To do:
Exact reproduction of the data is required, with images excluded.

Saved entries:
------------------------
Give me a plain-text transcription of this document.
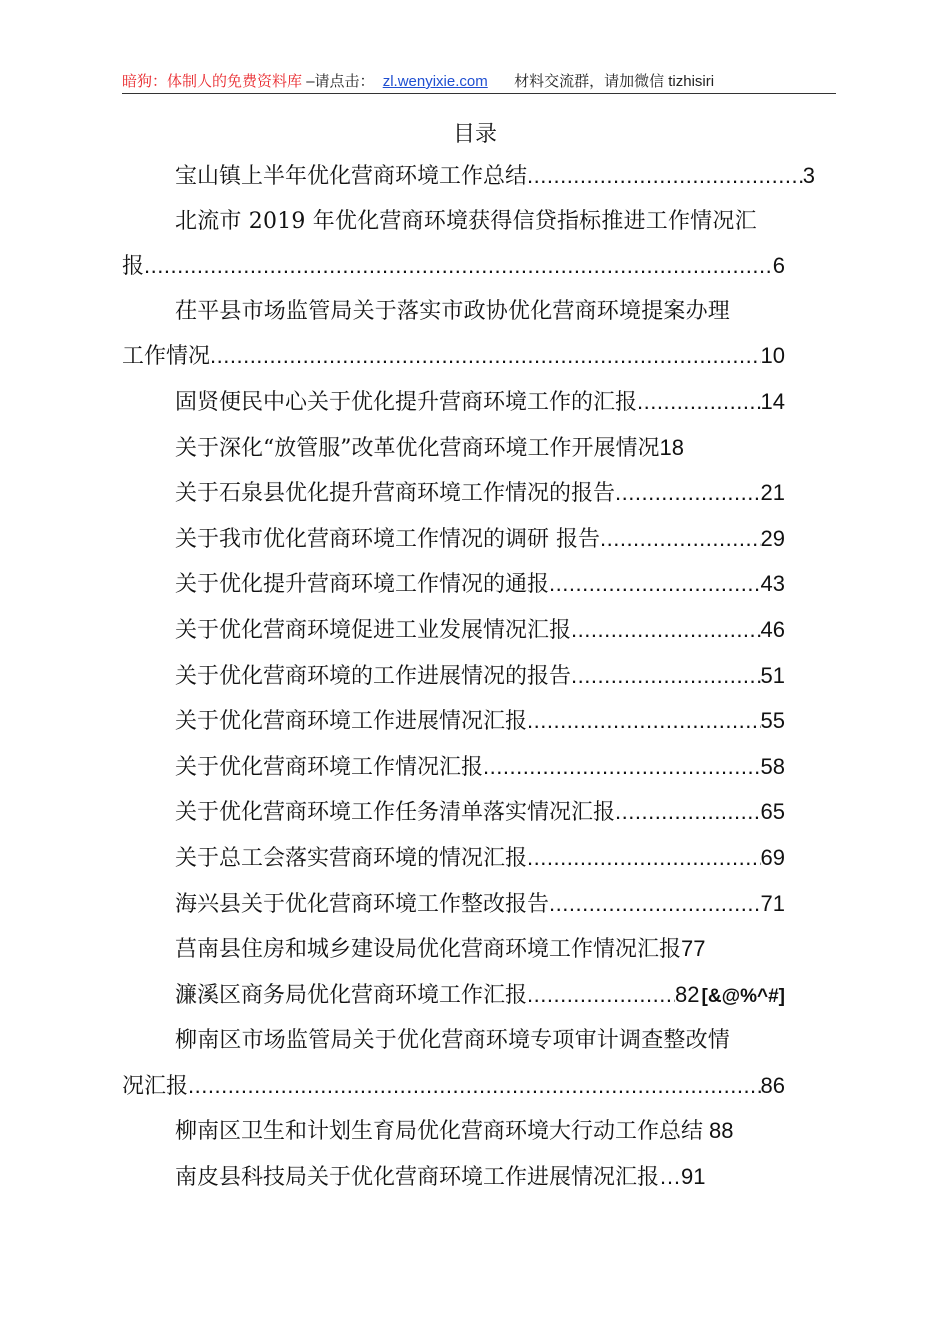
暗狗：体制人的免费资料库 –请点击： zl.wenyixie.com 材料交流群，请加微信 tizhisiri
目录
宝山镇上半年优化营商环境工作总结 .....	3
北流市 2019 年优化营商环境获得信贷指标推进工作情况汇
报 .....	6
茌平县市场监管局关于落实市政协优化营商环境提案办理
工作情况 .....	10
固贤便民中心关于优化提升营商环境工作的汇报 .....	14
关于深化“放管服”改革优化营商环境工作开展情况 18
关于石泉县优化提升营商环境工作情况的报告 .....	21
关于我市优化营商环境工作情况的调研 报告 .....	29
关于优化提升营商环境工作情况的通报 .....	43
关于优化营商环境促进工业发展情况汇报 .....	46
关于优化营商环境的工作进展情况的报告 .....	51
关于优化营商环境工作进展情况汇报 .....	55
关于优化营商环境工作情况汇报 .....	58
关于优化营商环境工作任务清单落实情况汇报 .....	65
关于总工会落实营商环境的情况汇报 .....	69
海兴县关于优化营商环境工作整改报告 .....	71
莒南县住房和城乡建设局优化营商环境工作情况汇报 77
濂溪区商务局优化营商环境工作汇报 .....	82 [&@%^#]
柳南区市场监管局关于优化营商环境专项审计调查整改情
况汇报 .....	86
柳南区卫生和计划生育局优化营商环境大行动工作总结 88
南皮县科技局关于优化营商环境工作进展情况汇报 … 91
------------------------
Exercise answer:
Give me a plain-text transcription of this document.
暗狗：体制人的免费资料库 –请点击： zl.wenyixie.com 材料交流群，请加微信 tizhisiri
目录
宝山镇上半年优化营商环境工作总结 .....	3
北流市 2019 年优化营商环境获得信贷指标推进工作情况汇
报 .....	6
茌平县市场监管局关于落实市政协优化营商环境提案办理
工作情况 .....	10
固贤便民中心关于优化提升营商环境工作的汇报 .....	14
关于深化“放管服”改革优化营商环境工作开展情况 18
关于石泉县优化提升营商环境工作情况的报告 .....	21
关于我市优化营商环境工作情况的调研 报告 .....	29
关于优化提升营商环境工作情况的通报 .....	43
关于优化营商环境促进工业发展情况汇报 .....	46
关于优化营商环境的工作进展情况的报告 .....	51
关于优化营商环境工作进展情况汇报 .....	55
关于优化营商环境工作情况汇报 .....	58
关于优化营商环境工作任务清单落实情况汇报 .....	65
关于总工会落实营商环境的情况汇报 .....	69
海兴县关于优化营商环境工作整改报告 .....	71
莒南县住房和城乡建设局优化营商环境工作情况汇报 77
濂溪区商务局优化营商环境工作汇报 .....	82 [&@%^#]
柳南区市场监管局关于优化营商环境专项审计调查整改情
况汇报 .....	86
柳南区卫生和计划生育局优化营商环境大行动工作总结 88
南皮县科技局关于优化营商环境工作进展情况汇报 … 91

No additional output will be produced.